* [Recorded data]
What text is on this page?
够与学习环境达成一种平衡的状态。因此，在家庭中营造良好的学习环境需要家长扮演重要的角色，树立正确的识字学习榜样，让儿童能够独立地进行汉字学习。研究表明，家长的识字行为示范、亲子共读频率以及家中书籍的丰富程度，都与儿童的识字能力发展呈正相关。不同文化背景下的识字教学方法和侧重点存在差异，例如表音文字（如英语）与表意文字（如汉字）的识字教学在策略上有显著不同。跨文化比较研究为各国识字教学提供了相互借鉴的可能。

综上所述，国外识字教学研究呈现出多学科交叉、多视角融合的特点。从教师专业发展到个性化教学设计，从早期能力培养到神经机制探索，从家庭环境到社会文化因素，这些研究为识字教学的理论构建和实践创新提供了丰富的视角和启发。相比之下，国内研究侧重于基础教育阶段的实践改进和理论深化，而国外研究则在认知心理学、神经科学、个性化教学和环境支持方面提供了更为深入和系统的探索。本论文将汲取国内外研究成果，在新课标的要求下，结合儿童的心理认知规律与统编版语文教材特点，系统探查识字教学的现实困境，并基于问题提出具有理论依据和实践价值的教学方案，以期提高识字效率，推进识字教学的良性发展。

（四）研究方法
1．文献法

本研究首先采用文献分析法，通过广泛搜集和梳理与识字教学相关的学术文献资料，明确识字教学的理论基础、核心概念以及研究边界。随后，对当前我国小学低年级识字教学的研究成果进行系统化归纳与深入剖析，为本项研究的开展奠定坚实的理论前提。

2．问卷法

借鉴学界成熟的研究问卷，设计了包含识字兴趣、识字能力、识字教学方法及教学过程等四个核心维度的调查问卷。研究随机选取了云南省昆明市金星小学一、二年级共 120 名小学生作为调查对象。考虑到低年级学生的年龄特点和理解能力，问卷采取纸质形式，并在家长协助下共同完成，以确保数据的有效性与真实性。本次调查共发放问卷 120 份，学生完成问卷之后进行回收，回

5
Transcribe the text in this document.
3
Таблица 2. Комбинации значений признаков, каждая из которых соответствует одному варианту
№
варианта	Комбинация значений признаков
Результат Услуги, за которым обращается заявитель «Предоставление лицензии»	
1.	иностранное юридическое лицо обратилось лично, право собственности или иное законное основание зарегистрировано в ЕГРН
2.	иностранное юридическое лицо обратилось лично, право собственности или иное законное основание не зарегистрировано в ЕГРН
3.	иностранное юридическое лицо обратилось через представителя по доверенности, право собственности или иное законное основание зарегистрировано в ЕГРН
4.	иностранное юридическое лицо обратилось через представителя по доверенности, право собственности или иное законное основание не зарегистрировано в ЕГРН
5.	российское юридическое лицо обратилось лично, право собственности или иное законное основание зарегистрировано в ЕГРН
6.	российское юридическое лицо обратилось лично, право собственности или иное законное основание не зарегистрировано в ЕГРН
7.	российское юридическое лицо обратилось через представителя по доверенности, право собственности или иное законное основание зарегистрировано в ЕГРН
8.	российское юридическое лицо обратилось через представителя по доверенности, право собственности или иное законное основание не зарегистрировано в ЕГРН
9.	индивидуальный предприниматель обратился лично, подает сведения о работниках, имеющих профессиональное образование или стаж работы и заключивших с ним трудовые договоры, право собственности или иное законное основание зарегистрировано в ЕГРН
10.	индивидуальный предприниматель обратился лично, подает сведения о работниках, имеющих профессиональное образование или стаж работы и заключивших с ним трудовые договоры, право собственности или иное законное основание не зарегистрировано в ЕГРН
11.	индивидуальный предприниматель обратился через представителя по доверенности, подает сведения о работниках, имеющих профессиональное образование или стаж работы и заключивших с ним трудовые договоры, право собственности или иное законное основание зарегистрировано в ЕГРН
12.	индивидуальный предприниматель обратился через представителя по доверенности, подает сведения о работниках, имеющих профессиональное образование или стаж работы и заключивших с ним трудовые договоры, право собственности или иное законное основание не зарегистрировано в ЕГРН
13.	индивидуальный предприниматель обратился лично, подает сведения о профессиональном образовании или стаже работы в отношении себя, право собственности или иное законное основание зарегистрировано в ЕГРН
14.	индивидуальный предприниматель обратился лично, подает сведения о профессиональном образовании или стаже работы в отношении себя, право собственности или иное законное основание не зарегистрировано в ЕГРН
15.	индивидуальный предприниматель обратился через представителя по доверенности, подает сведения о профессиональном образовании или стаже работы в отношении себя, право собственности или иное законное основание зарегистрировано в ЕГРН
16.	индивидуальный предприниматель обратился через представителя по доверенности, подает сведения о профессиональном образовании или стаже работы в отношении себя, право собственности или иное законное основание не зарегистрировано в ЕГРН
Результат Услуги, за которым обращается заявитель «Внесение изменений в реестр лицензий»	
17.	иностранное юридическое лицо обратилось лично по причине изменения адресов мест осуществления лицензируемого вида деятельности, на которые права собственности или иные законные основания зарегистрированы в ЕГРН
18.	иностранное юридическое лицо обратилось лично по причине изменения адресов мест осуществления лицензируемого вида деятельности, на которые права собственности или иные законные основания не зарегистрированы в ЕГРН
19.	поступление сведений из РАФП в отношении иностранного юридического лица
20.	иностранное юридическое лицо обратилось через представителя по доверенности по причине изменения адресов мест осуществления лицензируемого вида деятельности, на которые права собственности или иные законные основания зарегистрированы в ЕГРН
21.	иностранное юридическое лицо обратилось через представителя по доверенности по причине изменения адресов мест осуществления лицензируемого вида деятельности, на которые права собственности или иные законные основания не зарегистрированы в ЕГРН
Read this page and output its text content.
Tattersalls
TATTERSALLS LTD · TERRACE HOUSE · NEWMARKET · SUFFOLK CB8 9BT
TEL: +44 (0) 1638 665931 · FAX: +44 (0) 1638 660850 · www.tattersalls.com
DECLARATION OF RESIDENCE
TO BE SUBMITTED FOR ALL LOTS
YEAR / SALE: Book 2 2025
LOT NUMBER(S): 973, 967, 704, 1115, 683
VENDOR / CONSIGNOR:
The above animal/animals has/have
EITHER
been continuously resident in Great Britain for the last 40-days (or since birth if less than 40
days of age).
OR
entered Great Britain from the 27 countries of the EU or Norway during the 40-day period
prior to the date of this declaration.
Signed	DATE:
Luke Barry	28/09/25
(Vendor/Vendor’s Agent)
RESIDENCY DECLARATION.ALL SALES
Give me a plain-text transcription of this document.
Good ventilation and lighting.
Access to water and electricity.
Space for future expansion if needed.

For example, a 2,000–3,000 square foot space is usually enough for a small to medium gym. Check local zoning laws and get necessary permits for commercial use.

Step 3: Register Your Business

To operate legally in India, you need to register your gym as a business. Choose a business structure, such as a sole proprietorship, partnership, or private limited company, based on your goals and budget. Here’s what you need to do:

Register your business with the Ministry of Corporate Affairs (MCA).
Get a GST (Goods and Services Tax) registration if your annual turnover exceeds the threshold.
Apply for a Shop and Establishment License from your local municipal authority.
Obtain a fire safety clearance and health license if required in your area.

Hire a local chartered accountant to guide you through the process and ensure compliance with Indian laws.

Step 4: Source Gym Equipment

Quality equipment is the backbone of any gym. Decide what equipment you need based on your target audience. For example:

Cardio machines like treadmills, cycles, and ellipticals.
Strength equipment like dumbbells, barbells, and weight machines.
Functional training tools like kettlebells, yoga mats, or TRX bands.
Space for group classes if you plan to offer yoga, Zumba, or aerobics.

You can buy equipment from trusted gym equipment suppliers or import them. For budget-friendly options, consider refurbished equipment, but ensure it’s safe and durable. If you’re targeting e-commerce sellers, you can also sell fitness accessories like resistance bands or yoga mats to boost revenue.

* [WHAT IS EXPECTED] Go through the preceding material and copy each line that has the word "Britain".

* [EXPECTED OUTPUT]
been continuously resident in Great Britain for the last 40-days (or since birth if less than 40
entered Great Britain from the 27 countries of the EU or Norway during the 40-day period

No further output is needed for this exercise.